## INSTRUCTIONS TO FOLLOW
All of the data that follows should be retyped exactly, please, except the pictures.

## GIVEN INFORMATION
------------------------------
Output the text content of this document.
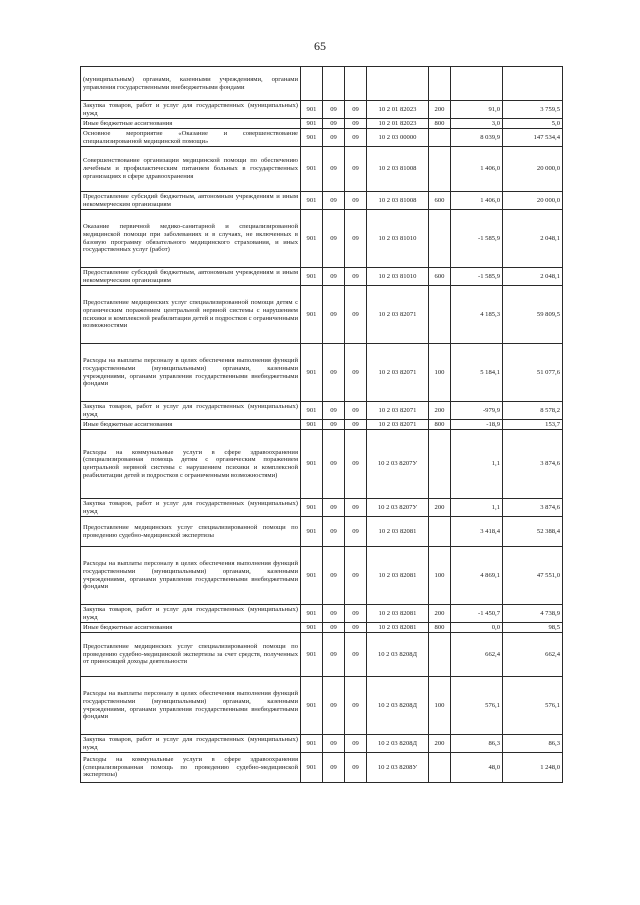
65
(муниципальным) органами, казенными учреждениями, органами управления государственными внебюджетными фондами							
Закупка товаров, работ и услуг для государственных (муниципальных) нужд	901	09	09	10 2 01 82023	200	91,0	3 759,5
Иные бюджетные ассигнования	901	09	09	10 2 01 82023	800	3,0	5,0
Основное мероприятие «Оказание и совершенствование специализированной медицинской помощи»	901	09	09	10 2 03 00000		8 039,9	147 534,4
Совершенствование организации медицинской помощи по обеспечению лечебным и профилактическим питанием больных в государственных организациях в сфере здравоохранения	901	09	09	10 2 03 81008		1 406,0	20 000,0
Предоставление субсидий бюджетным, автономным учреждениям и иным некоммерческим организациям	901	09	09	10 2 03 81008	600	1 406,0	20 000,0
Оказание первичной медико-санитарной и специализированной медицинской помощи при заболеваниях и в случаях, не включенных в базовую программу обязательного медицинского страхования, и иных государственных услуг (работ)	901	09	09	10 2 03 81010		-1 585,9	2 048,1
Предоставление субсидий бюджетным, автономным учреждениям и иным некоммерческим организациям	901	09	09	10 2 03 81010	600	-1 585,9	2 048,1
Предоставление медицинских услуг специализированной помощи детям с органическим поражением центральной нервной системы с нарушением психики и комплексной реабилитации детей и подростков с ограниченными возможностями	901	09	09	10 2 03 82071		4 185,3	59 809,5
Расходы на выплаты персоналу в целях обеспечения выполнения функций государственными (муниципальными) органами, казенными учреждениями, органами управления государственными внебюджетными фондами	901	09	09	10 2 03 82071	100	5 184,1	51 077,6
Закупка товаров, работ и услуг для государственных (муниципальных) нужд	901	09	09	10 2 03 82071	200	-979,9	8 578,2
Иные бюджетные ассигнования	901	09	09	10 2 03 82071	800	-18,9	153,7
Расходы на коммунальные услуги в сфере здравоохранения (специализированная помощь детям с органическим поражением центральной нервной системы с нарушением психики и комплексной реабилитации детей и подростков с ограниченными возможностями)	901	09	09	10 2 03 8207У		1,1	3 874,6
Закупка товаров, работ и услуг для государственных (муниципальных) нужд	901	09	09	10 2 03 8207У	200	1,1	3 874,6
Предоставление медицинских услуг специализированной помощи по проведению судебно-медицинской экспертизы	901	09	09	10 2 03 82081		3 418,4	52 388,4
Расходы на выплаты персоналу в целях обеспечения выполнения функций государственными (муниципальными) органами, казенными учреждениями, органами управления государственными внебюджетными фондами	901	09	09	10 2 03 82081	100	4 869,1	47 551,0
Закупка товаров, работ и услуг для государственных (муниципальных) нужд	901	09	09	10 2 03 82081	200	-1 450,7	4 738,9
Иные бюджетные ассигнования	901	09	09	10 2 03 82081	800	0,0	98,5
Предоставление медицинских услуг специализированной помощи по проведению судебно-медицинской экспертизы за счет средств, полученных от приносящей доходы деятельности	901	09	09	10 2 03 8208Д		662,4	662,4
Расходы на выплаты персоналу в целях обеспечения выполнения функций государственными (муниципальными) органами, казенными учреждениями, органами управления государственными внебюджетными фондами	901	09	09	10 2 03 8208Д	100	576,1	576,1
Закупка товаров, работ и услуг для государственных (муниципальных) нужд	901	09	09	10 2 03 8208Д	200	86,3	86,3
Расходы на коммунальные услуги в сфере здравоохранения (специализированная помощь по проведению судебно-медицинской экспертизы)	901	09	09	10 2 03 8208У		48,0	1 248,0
------------------------------
## THE ANSWER
Output the text content of this document.
65
(муниципальным) органами, казенными учреждениями, органами управления государственными внебюджетными фондами							
Закупка товаров, работ и услуг для государственных (муниципальных) нужд	901	09	09	10 2 01 82023	200	91,0	3 759,5
Иные бюджетные ассигнования	901	09	09	10 2 01 82023	800	3,0	5,0
Основное мероприятие «Оказание и совершенствование специализированной медицинской помощи»	901	09	09	10 2 03 00000		8 039,9	147 534,4
Совершенствование организации медицинской помощи по обеспечению лечебным и профилактическим питанием больных в государственных организациях в сфере здравоохранения	901	09	09	10 2 03 81008		1 406,0	20 000,0
Предоставление субсидий бюджетным, автономным учреждениям и иным некоммерческим организациям	901	09	09	10 2 03 81008	600	1 406,0	20 000,0
Оказание первичной медико-санитарной и специализированной медицинской помощи при заболеваниях и в случаях, не включенных в базовую программу обязательного медицинского страхования, и иных государственных услуг (работ)	901	09	09	10 2 03 81010		-1 585,9	2 048,1
Предоставление субсидий бюджетным, автономным учреждениям и иным некоммерческим организациям	901	09	09	10 2 03 81010	600	-1 585,9	2 048,1
Предоставление медицинских услуг специализированной помощи детям с органическим поражением центральной нервной системы с нарушением психики и комплексной реабилитации детей и подростков с ограниченными возможностями	901	09	09	10 2 03 82071		4 185,3	59 809,5
Расходы на выплаты персоналу в целях обеспечения выполнения функций государственными (муниципальными) органами, казенными учреждениями, органами управления государственными внебюджетными фондами	901	09	09	10 2 03 82071	100	5 184,1	51 077,6
Закупка товаров, работ и услуг для государственных (муниципальных) нужд	901	09	09	10 2 03 82071	200	-979,9	8 578,2
Иные бюджетные ассигнования	901	09	09	10 2 03 82071	800	-18,9	153,7
Расходы на коммунальные услуги в сфере здравоохранения (специализированная помощь детям с органическим поражением центральной нервной системы с нарушением психики и комплексной реабилитации детей и подростков с ограниченными возможностями)	901	09	09	10 2 03 8207У		1,1	3 874,6
Закупка товаров, работ и услуг для государственных (муниципальных) нужд	901	09	09	10 2 03 8207У	200	1,1	3 874,6
Предоставление медицинских услуг специализированной помощи по проведению судебно-медицинской экспертизы	901	09	09	10 2 03 82081		3 418,4	52 388,4
Расходы на выплаты персоналу в целях обеспечения выполнения функций государственными (муниципальными) органами, казенными учреждениями, органами управления государственными внебюджетными фондами	901	09	09	10 2 03 82081	100	4 869,1	47 551,0
Закупка товаров, работ и услуг для государственных (муниципальных) нужд	901	09	09	10 2 03 82081	200	-1 450,7	4 738,9
Иные бюджетные ассигнования	901	09	09	10 2 03 82081	800	0,0	98,5
Предоставление медицинских услуг специализированной помощи по проведению судебно-медицинской экспертизы за счет средств, полученных от приносящей доходы деятельности	901	09	09	10 2 03 8208Д		662,4	662,4
Расходы на выплаты персоналу в целях обеспечения выполнения функций государственными (муниципальными) органами, казенными учреждениями, органами управления государственными внебюджетными фондами	901	09	09	10 2 03 8208Д	100	576,1	576,1
Закупка товаров, работ и услуг для государственных (муниципальных) нужд	901	09	09	10 2 03 8208Д	200	86,3	86,3
Расходы на коммунальные услуги в сфере здравоохранения (специализированная помощь по проведению судебно-медицинской экспертизы)	901	09	09	10 2 03 8208У		48,0	1 248,0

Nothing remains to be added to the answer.